DATA PROVIDED:
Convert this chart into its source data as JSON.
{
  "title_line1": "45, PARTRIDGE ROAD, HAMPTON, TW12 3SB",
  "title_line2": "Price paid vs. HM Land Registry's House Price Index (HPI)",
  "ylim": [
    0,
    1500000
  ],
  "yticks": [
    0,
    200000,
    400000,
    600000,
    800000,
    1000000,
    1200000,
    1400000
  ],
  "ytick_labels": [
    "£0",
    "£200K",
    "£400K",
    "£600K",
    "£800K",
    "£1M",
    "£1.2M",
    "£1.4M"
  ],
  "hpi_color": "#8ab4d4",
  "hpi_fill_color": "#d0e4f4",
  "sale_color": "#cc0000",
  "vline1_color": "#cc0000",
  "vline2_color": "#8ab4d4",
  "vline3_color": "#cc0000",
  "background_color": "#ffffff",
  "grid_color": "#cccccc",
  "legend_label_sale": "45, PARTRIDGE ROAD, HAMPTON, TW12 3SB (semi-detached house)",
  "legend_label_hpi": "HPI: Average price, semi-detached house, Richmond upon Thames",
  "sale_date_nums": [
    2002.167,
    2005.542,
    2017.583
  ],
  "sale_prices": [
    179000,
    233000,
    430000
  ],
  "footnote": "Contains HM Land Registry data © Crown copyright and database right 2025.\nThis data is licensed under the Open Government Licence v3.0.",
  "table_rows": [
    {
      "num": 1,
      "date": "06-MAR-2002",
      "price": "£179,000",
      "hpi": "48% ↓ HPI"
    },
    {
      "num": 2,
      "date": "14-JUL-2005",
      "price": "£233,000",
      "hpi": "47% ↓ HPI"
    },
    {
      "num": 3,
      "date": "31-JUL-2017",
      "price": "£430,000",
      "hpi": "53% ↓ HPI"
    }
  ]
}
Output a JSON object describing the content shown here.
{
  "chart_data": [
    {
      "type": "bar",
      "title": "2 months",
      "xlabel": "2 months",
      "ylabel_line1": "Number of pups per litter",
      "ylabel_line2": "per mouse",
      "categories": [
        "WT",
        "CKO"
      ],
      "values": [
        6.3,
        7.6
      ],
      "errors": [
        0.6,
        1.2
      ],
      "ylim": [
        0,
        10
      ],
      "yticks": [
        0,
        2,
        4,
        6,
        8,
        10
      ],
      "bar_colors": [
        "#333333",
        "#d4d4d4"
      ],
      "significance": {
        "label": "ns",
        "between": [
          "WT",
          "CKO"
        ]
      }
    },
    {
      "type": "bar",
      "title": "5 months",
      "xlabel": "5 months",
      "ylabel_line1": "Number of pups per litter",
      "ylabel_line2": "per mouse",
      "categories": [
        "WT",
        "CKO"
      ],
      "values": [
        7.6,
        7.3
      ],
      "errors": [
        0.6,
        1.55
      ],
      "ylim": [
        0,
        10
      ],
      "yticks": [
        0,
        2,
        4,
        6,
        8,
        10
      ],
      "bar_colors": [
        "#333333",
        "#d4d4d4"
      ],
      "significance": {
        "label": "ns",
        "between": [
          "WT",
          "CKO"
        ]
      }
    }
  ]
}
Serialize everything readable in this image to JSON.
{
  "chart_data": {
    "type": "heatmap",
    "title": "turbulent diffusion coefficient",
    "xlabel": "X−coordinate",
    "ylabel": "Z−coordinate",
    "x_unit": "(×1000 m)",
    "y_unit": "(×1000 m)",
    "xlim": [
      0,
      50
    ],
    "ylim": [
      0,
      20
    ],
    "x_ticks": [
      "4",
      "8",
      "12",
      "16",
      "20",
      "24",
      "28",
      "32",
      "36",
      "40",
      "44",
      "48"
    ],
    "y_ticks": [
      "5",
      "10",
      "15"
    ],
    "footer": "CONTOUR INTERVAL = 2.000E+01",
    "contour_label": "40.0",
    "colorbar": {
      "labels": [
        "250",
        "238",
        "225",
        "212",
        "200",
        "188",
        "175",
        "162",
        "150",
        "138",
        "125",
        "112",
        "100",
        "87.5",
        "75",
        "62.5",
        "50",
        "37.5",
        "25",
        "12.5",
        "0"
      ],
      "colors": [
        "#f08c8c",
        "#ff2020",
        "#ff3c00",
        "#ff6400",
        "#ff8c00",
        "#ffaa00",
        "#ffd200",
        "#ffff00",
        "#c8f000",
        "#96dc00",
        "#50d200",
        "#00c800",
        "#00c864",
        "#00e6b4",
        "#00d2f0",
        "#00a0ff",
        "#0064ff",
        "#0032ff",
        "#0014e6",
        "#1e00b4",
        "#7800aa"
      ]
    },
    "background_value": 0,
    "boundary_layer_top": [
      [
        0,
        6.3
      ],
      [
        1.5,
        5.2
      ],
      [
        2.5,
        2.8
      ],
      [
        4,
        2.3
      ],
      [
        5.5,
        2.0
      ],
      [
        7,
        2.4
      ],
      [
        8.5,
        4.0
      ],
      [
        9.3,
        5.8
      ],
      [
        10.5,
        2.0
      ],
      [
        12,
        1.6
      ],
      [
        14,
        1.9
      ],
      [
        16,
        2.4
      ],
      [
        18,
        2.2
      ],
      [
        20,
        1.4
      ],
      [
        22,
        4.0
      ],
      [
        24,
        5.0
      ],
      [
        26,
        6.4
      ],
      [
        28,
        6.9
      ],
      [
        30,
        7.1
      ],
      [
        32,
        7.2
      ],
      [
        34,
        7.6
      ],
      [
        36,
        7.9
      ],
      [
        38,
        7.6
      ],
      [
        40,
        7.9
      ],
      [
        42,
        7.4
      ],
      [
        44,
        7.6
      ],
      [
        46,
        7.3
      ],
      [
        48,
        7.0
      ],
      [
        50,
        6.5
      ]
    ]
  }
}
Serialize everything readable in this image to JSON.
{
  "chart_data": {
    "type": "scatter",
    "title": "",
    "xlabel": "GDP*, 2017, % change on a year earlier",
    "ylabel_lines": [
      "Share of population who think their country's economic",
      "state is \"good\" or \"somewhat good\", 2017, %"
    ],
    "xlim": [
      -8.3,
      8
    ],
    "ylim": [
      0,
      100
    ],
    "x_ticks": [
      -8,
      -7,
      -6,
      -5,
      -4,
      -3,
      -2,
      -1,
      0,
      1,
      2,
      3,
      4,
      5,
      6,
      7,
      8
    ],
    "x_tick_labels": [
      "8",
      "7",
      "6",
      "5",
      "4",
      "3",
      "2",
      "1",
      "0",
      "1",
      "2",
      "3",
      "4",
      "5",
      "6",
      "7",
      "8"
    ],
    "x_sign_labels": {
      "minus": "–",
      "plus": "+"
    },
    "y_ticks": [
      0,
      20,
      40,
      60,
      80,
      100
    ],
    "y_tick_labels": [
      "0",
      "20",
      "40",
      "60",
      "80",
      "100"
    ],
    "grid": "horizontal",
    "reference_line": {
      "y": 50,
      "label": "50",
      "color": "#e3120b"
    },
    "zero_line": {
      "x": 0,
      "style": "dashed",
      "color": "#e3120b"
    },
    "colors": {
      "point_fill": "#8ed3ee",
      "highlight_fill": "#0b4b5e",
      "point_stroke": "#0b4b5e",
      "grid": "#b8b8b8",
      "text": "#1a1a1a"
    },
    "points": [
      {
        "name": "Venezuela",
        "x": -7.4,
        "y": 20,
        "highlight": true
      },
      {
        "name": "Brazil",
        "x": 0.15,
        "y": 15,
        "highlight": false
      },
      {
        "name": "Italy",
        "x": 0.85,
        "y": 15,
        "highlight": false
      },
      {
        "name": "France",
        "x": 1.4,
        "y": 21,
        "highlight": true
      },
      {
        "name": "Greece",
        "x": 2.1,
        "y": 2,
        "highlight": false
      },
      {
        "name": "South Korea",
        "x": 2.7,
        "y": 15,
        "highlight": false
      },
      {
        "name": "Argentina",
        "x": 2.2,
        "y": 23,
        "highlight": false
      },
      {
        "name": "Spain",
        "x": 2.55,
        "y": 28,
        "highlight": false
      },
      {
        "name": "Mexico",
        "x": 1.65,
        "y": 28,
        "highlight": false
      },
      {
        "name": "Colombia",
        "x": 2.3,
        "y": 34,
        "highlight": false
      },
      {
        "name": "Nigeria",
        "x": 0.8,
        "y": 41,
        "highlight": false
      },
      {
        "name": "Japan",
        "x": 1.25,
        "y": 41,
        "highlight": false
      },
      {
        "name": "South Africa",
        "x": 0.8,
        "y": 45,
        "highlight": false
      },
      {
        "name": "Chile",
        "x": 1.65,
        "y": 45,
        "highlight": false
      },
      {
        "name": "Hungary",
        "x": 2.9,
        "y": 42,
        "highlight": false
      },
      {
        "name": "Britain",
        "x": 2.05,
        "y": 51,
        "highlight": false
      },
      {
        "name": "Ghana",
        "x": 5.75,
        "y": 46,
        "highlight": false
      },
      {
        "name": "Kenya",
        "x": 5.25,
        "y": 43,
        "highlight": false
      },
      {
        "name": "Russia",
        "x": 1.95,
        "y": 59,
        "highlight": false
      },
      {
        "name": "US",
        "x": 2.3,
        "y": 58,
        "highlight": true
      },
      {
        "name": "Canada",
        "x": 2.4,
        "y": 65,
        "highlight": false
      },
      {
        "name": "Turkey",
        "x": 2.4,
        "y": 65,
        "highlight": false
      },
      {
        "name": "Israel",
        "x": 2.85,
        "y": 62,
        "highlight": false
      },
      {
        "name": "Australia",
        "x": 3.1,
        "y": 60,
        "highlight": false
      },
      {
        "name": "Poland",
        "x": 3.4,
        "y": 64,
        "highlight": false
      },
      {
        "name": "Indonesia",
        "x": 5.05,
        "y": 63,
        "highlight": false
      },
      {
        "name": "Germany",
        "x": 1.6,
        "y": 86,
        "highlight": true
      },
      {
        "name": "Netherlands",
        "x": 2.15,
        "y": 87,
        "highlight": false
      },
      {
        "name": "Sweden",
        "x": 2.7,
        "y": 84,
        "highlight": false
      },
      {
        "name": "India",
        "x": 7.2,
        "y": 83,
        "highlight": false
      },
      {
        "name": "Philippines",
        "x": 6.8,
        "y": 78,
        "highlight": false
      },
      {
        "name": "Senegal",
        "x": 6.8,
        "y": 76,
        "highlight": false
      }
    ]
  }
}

SET TASK:
Give only the number of lines in the listing above that include the string "type".

RESULT:
4